◆ PROBLEM
Transcribe every line of the records verbatim.

◆ RECORDS FOR PROCESSING
..............................

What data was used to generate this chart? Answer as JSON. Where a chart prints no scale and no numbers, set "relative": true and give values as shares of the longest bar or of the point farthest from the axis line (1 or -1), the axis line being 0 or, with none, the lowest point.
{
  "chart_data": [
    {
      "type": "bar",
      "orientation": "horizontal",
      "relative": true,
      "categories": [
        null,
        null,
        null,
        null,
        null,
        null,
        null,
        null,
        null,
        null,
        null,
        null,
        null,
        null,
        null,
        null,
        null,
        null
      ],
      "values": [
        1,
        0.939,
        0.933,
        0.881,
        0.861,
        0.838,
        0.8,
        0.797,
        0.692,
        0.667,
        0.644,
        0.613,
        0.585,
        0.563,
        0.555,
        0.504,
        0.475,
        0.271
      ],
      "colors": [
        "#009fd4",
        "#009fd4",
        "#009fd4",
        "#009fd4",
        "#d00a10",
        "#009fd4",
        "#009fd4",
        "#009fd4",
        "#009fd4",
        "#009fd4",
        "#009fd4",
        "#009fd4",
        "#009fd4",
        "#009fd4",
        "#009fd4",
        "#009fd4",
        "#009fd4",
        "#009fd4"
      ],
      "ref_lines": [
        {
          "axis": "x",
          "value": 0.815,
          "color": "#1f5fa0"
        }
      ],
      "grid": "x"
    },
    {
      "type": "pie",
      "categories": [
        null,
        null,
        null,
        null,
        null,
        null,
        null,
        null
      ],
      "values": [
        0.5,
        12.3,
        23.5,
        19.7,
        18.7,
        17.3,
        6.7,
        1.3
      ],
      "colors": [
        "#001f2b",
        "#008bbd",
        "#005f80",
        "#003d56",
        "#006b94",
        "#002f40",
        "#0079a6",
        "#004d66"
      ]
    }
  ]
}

..............................

◆ WRITTEN RESPONSE
What data was used to generate this chart? Answer as JSON. Where a chart prints no scale and no numbers, set "relative": true and give values as shares of the longest bar or of the point farthest from the axis line (1 or -1), the axis line being 0 or, with none, the lowest point.
{
  "chart_data": [
    {
      "type": "bar",
      "orientation": "horizontal",
      "relative": true,
      "categories": [
        null,
        null,
        null,
        null,
        null,
        null,
        null,
        null,
        null,
        null,
        null,
        null,
        null,
        null,
        null,
        null,
        null,
        null
      ],
      "values": [
        1,
        0.939,
        0.933,
        0.881,
        0.861,
        0.838,
        0.8,
        0.797,
        0.692,
        0.667,
        0.644,
        0.613,
        0.585,
        0.563,
        0.555,
        0.504,
        0.475,
        0.271
      ],
      "colors": [
        "#009fd4",
        "#009fd4",
        "#009fd4",
        "#009fd4",
        "#d00a10",
        "#009fd4",
        "#009fd4",
        "#009fd4",
        "#009fd4",
        "#009fd4",
        "#009fd4",
        "#009fd4",
        "#009fd4",
        "#009fd4",
        "#009fd4",
        "#009fd4",
        "#009fd4",
        "#009fd4"
      ],
      "ref_lines": [
        {
          "axis": "x",
          "value": 0.815,
          "color": "#1f5fa0"
        }
      ],
      "grid": "x"
    },
    {
      "type": "pie",
      "categories": [
        null,
        null,
        null,
        null,
        null,
        null,
        null,
        null
      ],
      "values": [
        0.5,
        12.3,
        23.5,
        19.7,
        18.7,
        17.3,
        6.7,
        1.3
      ],
      "colors": [
        "#001f2b",
        "#008bbd",
        "#005f80",
        "#003d56",
        "#006b94",
        "#002f40",
        "#0079a6",
        "#004d66"
      ]
    }
  ]
}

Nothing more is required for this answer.